>> start
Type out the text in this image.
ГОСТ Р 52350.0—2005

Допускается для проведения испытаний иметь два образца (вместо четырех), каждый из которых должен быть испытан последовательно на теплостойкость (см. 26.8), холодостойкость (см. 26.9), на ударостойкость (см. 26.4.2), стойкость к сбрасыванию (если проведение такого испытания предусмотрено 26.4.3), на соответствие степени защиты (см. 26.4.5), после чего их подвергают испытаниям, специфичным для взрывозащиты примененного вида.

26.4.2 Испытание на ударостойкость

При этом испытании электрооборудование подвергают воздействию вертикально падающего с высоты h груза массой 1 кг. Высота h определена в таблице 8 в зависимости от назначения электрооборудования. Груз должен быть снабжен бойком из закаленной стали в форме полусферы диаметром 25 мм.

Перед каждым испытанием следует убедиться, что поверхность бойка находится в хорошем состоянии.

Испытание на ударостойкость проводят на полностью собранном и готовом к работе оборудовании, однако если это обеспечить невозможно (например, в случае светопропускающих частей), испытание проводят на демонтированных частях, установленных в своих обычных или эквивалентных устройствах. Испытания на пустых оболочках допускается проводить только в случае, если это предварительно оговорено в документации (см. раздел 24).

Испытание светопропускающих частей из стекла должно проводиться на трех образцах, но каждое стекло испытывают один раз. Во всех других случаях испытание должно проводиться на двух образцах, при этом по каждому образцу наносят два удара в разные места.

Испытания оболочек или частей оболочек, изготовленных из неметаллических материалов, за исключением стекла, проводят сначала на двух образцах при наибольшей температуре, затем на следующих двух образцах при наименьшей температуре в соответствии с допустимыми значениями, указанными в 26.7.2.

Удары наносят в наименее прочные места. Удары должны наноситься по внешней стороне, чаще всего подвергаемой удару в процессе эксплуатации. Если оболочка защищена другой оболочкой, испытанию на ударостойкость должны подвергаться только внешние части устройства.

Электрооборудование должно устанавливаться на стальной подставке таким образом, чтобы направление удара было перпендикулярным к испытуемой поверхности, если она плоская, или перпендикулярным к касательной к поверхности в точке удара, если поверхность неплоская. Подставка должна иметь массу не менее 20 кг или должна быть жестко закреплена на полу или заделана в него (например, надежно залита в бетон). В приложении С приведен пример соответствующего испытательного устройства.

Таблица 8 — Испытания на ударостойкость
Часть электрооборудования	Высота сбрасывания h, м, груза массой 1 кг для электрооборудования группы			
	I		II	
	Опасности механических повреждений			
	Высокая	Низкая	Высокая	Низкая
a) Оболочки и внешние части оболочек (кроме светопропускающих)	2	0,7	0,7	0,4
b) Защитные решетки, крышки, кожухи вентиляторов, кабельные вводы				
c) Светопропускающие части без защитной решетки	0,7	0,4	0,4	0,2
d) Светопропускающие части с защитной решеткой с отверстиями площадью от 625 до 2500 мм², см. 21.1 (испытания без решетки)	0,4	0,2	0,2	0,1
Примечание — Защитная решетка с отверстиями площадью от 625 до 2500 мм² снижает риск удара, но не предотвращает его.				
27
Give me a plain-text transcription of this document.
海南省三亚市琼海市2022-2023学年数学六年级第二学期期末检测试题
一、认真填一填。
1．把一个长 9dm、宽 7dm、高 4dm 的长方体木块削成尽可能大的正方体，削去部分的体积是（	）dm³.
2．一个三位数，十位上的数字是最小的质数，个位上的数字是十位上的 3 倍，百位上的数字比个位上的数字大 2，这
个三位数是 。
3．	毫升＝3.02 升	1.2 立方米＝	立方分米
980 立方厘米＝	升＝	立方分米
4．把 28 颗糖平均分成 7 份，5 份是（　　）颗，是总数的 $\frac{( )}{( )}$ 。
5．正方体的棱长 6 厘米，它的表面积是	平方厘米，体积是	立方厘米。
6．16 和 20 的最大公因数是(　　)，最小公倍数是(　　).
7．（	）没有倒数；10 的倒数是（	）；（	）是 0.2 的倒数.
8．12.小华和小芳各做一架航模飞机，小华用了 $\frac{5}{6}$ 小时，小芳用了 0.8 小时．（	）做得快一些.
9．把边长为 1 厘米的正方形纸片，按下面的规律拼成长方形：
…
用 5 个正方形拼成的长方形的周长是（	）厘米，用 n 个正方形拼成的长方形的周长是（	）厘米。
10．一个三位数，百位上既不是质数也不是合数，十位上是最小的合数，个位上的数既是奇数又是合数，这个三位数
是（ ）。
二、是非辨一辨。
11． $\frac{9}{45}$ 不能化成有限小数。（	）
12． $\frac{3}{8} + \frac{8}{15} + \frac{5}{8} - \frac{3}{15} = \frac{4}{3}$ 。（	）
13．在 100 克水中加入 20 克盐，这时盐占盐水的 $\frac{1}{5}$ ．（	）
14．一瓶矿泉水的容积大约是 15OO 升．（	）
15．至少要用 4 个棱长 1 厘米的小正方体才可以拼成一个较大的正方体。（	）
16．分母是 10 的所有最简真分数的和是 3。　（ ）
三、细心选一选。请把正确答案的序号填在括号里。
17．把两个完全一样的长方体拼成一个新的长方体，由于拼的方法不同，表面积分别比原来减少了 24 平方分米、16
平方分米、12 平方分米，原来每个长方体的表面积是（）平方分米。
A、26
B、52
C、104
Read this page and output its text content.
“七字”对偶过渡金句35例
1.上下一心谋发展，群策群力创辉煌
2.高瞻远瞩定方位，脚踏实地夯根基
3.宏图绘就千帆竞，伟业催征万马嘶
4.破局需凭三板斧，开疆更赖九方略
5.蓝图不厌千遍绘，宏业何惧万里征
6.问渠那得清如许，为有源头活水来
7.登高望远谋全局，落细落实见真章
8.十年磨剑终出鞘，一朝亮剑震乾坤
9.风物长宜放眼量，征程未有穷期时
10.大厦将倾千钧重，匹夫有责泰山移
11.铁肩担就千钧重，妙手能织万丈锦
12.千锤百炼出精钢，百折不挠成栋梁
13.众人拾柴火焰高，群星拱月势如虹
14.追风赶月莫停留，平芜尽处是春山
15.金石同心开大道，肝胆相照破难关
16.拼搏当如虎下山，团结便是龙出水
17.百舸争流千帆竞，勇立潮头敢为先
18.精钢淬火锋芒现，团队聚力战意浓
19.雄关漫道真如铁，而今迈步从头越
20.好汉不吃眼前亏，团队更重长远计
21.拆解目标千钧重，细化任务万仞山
>> end
**Given problem:**
From the preceding material, extract every line exactly.

**Solution for this task:**
Type out the text in this image.
ГОСТ Р 52350.0—2005

Допускается для проведения испытаний иметь два образца (вместо четырех), каждый из которых должен быть испытан последовательно на теплостойкость (см. 26.8), холодостойкость (см. 26.9), на ударостойкость (см. 26.4.2), стойкость к сбрасыванию (если проведение такого испытания предусмотрено 26.4.3), на соответствие степени защиты (см. 26.4.5), после чего их подвергают испытаниям, специфичным для взрывозащиты примененного вида.

26.4.2 Испытание на ударостойкость

При этом испытании электрооборудование подвергают воздействию вертикально падающего с высоты h груза массой 1 кг. Высота h определена в таблице 8 в зависимости от назначения электрооборудования. Груз должен быть снабжен бойком из закаленной стали в форме полусферы диаметром 25 мм.

Перед каждым испытанием следует убедиться, что поверхность бойка находится в хорошем состоянии.

Испытание на ударостойкость проводят на полностью собранном и готовом к работе оборудовании, однако если это обеспечить невозможно (например, в случае светопропускающих частей), испытание проводят на демонтированных частях, установленных в своих обычных или эквивалентных устройствах. Испытания на пустых оболочках допускается проводить только в случае, если это предварительно оговорено в документации (см. раздел 24).

Испытание светопропускающих частей из стекла должно проводиться на трех образцах, но каждое стекло испытывают один раз. Во всех других случаях испытание должно проводиться на двух образцах, при этом по каждому образцу наносят два удара в разные места.

Испытания оболочек или частей оболочек, изготовленных из неметаллических материалов, за исключением стекла, проводят сначала на двух образцах при наибольшей температуре, затем на следующих двух образцах при наименьшей температуре в соответствии с допустимыми значениями, указанными в 26.7.2.

Удары наносят в наименее прочные места. Удары должны наноситься по внешней стороне, чаще всего подвергаемой удару в процессе эксплуатации. Если оболочка защищена другой оболочкой, испытанию на ударостойкость должны подвергаться только внешние части устройства.

Электрооборудование должно устанавливаться на стальной подставке таким образом, чтобы направление удара было перпендикулярным к испытуемой поверхности, если она плоская, или перпендикулярным к касательной к поверхности в точке удара, если поверхность неплоская. Подставка должна иметь массу не менее 20 кг или должна быть жестко закреплена на полу или заделана в него (например, надежно залита в бетон). В приложении С приведен пример соответствующего испытательного устройства.

Таблица 8 — Испытания на ударостойкость
Часть электрооборудования	Высота сбрасывания h, м, груза массой 1 кг для электрооборудования группы			
	I		II	
	Опасности механических повреждений			
	Высокая	Низкая	Высокая	Низкая
a) Оболочки и внешние части оболочек (кроме светопропускающих)	2	0,7	0,7	0,4
b) Защитные решетки, крышки, кожухи вентиляторов, кабельные вводы				
c) Светопропускающие части без защитной решетки	0,7	0,4	0,4	0,2
d) Светопропускающие части с защитной решеткой с отверстиями площадью от 625 до 2500 мм², см. 21.1 (испытания без решетки)	0,4	0,2	0,2	0,1
Примечание — Защитная решетка с отверстиями площадью от 625 до 2500 мм² снижает риск удара, но не предотвращает его.				
27
Give me a plain-text transcription of this document.
海南省三亚市琼海市2022-2023学年数学六年级第二学期期末检测试题
一、认真填一填。
1．把一个长 9dm、宽 7dm、高 4dm 的长方体木块削成尽可能大的正方体，削去部分的体积是（	）dm³.
2．一个三位数，十位上的数字是最小的质数，个位上的数字是十位上的 3 倍，百位上的数字比个位上的数字大 2，这
个三位数是 。
3．	毫升＝3.02 升	1.2 立方米＝	立方分米
980 立方厘米＝	升＝	立方分米
4．把 28 颗糖平均分成 7 份，5 份是（　　）颗，是总数的 $\frac{( )}{( )}$ 。
5．正方体的棱长 6 厘米，它的表面积是	平方厘米，体积是	立方厘米。
6．16 和 20 的最大公因数是(　　)，最小公倍数是(　　).
7．（	）没有倒数；10 的倒数是（	）；（	）是 0.2 的倒数.
8．12.小华和小芳各做一架航模飞机，小华用了 $\frac{5}{6}$ 小时，小芳用了 0.8 小时．（	）做得快一些.
9．把边长为 1 厘米的正方形纸片，按下面的规律拼成长方形：
…
用 5 个正方形拼成的长方形的周长是（	）厘米，用 n 个正方形拼成的长方形的周长是（	）厘米。
10．一个三位数，百位上既不是质数也不是合数，十位上是最小的合数，个位上的数既是奇数又是合数，这个三位数
是（ ）。
二、是非辨一辨。
11． $\frac{9}{45}$ 不能化成有限小数。（	）
12． $\frac{3}{8} + \frac{8}{15} + \frac{5}{8} - \frac{3}{15} = \frac{4}{3}$ 。（	）
13．在 100 克水中加入 20 克盐，这时盐占盐水的 $\frac{1}{5}$ ．（	）
14．一瓶矿泉水的容积大约是 15OO 升．（	）
15．至少要用 4 个棱长 1 厘米的小正方体才可以拼成一个较大的正方体。（	）
16．分母是 10 的所有最简真分数的和是 3。　（ ）
三、细心选一选。请把正确答案的序号填在括号里。
17．把两个完全一样的长方体拼成一个新的长方体，由于拼的方法不同，表面积分别比原来减少了 24 平方分米、16
平方分米、12 平方分米，原来每个长方体的表面积是（）平方分米。
A、26
B、52
C、104
Read this page and output its text content.
“七字”对偶过渡金句35例
1.上下一心谋发展，群策群力创辉煌
2.高瞻远瞩定方位，脚踏实地夯根基
3.宏图绘就千帆竞，伟业催征万马嘶
4.破局需凭三板斧，开疆更赖九方略
5.蓝图不厌千遍绘，宏业何惧万里征
6.问渠那得清如许，为有源头活水来
7.登高望远谋全局，落细落实见真章
8.十年磨剑终出鞘，一朝亮剑震乾坤
9.风物长宜放眼量，征程未有穷期时
10.大厦将倾千钧重，匹夫有责泰山移
11.铁肩担就千钧重，妙手能织万丈锦
12.千锤百炼出精钢，百折不挠成栋梁
13.众人拾柴火焰高，群星拱月势如虹
14.追风赶月莫停留，平芜尽处是春山
15.金石同心开大道，肝胆相照破难关
16.拼搏当如虎下山，团结便是龙出水
17.百舸争流千帆竞，勇立潮头敢为先
18.精钢淬火锋芒现，团队聚力战意浓
19.雄关漫道真如铁，而今迈步从头越
20.好汉不吃眼前亏，团队更重长远计
21.拆解目标千钧重，细化任务万仞山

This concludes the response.